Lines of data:
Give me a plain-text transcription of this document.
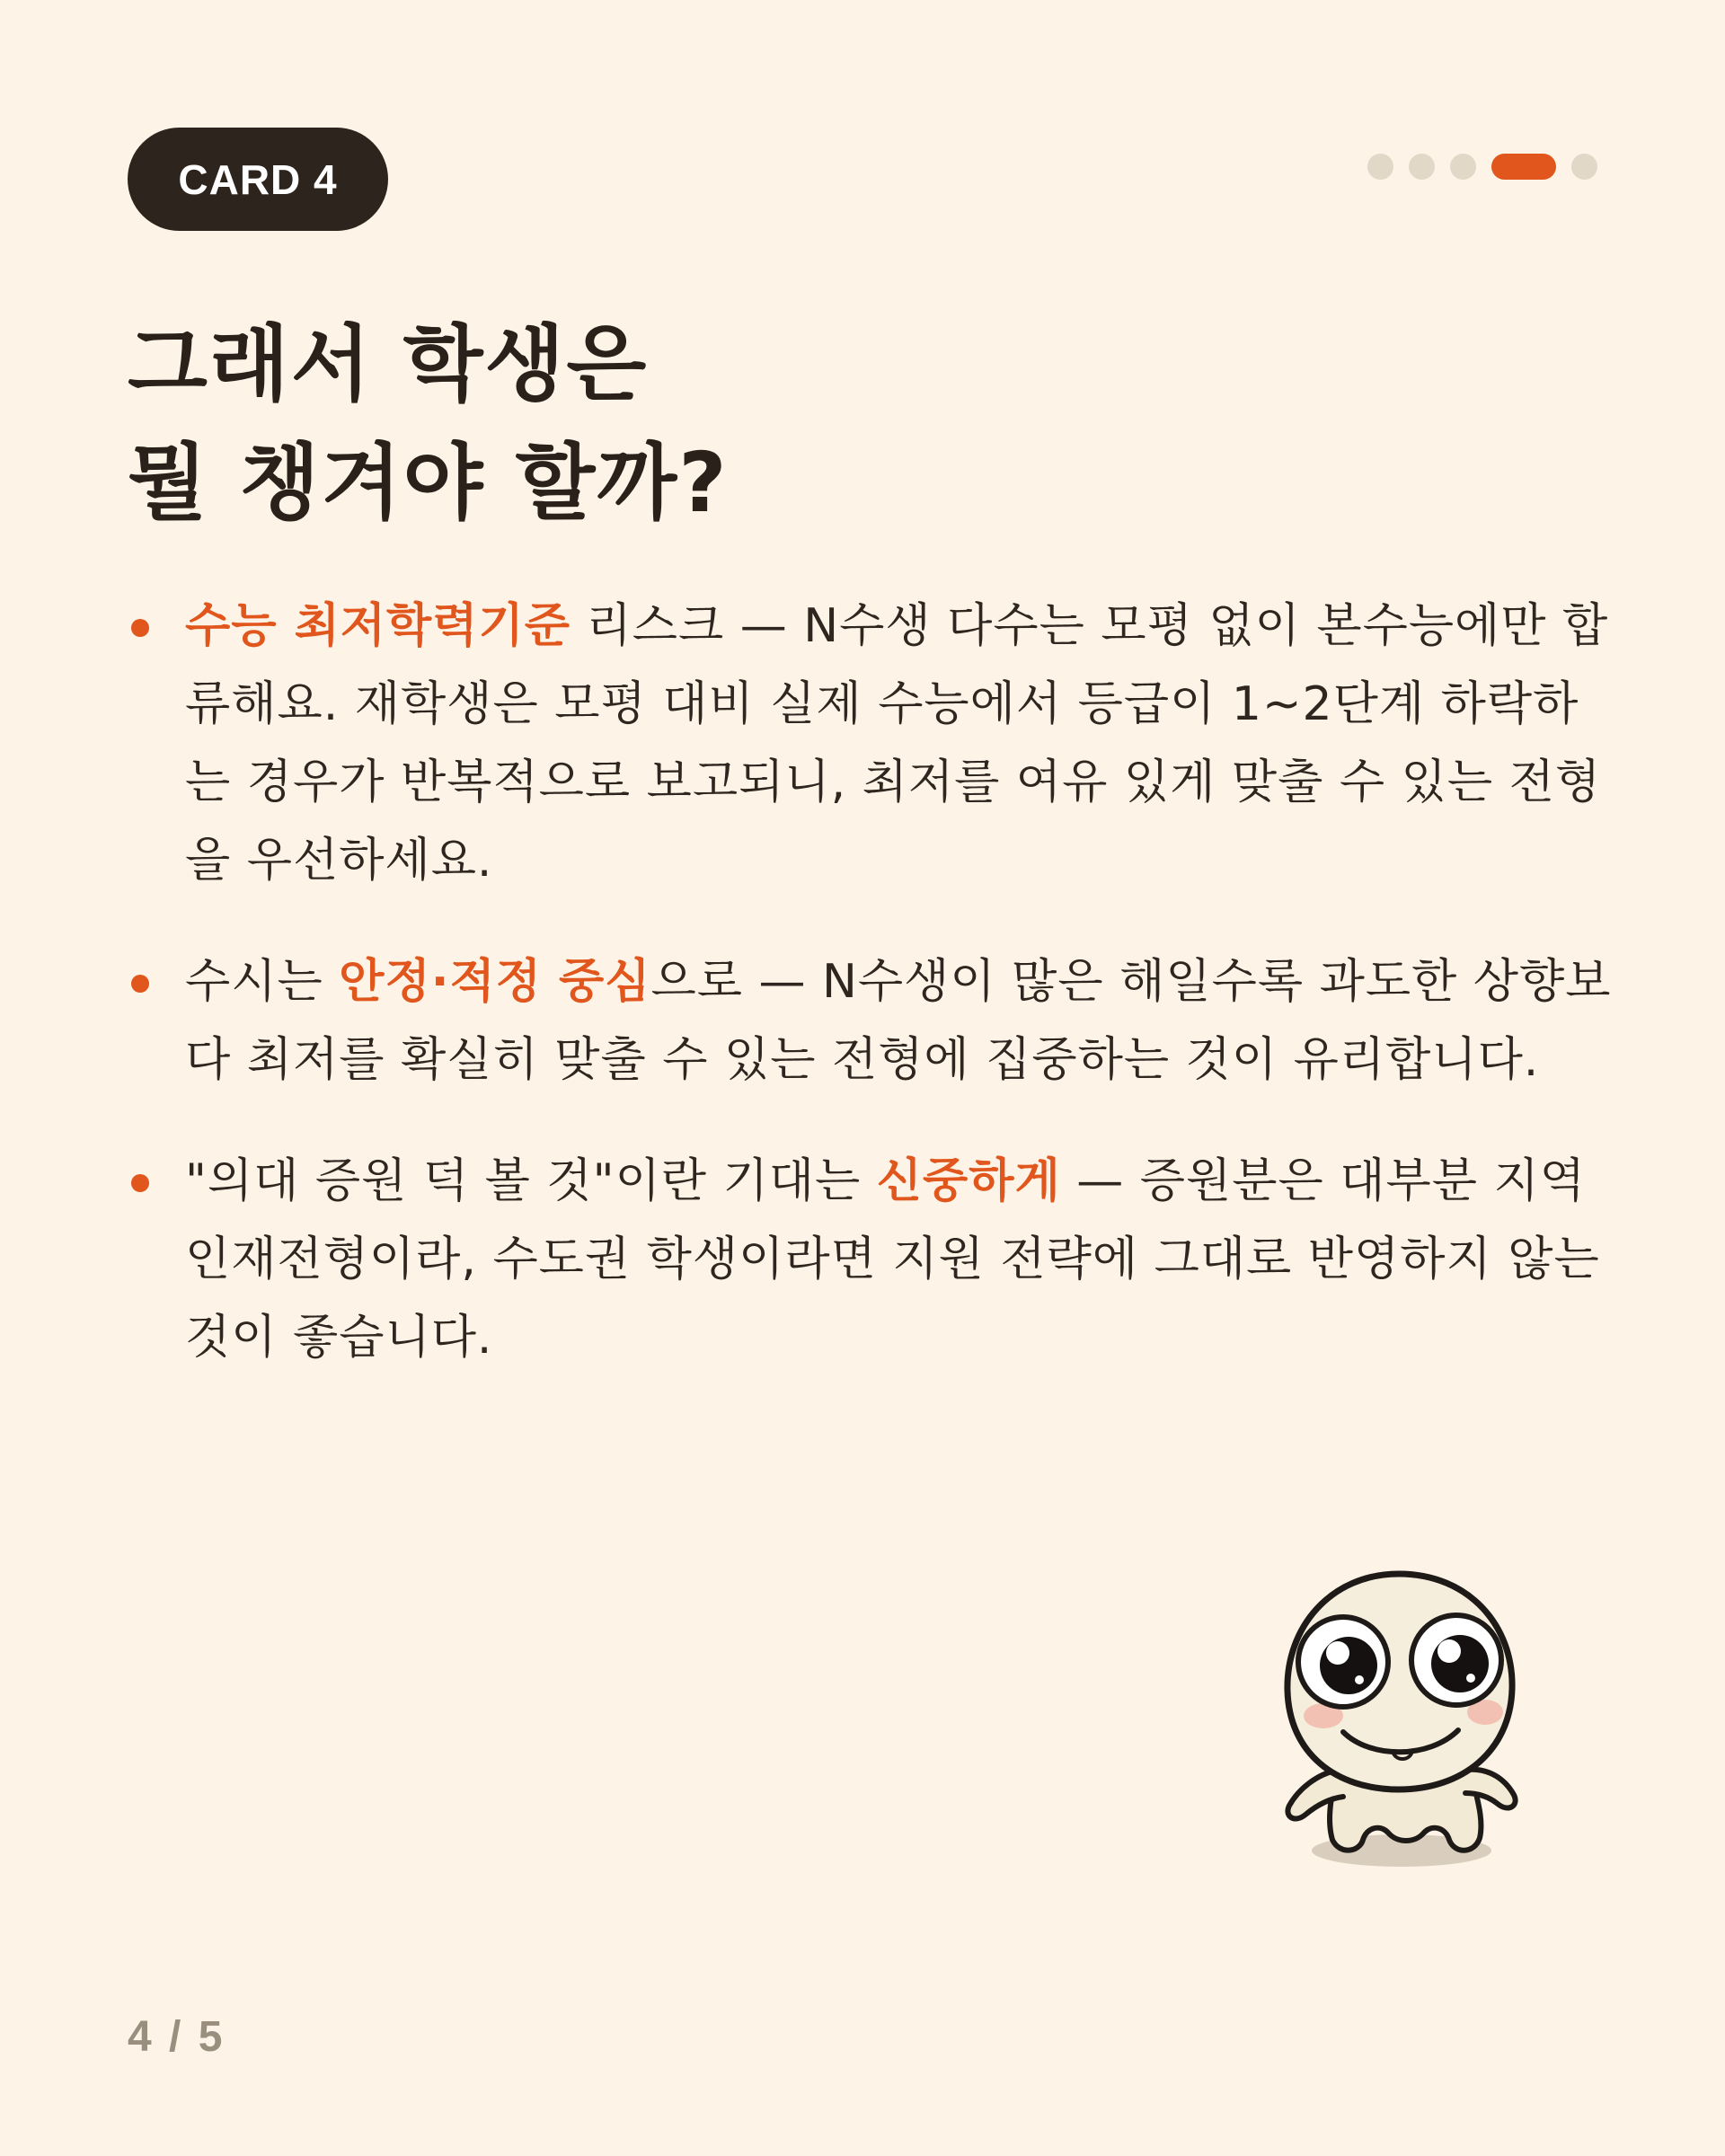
CARD 4
그래서 학생은
뭘 챙겨야 할까?
수능 최저학력기준 리스크 — N수생 다수는 모평 없이 본수능에만 합류해요. 재학생은 모평 대비 실제 수능에서 등급이 1~2단계 하락하는 경우가 반복적으로 보고되니, 최저를 여유 있게 맞출 수 있는 전형을 우선하세요.
수시는 안정·적정 중심으로 — N수생이 많은 해일수록 과도한 상향보다 최저를 확실히 맞출 수 있는 전형에 집중하는 것이 유리합니다.
"의대 증원 덕 볼 것"이란 기대는 신중하게 — 증원분은 대부분 지역인재전형이라, 수도권 학생이라면 지원 전략에 그대로 반영하지 않는 것이 좋습니다.
4 / 5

● **WHAT IS ASKED**: Omitting all images, print the listing exactly.

● **ANSWER TO THE PROBLEM**:
Give me a plain-text transcription of this document.
CARD 4
그래서 학생은
뭘 챙겨야 할까?
수능 최저학력기준 리스크 — N수생 다수는 모평 없이 본수능에만 합류해요. 재학생은 모평 대비 실제 수능에서 등급이 1~2단계 하락하는 경우가 반복적으로 보고되니, 최저를 여유 있게 맞출 수 있는 전형을 우선하세요.
수시는 안정·적정 중심으로 — N수생이 많은 해일수록 과도한 상향보다 최저를 확실히 맞출 수 있는 전형에 집중하는 것이 유리합니다.
"의대 증원 덕 볼 것"이란 기대는 신중하게 — 증원분은 대부분 지역인재전형이라, 수도권 학생이라면 지원 전략에 그대로 반영하지 않는 것이 좋습니다.
4 / 5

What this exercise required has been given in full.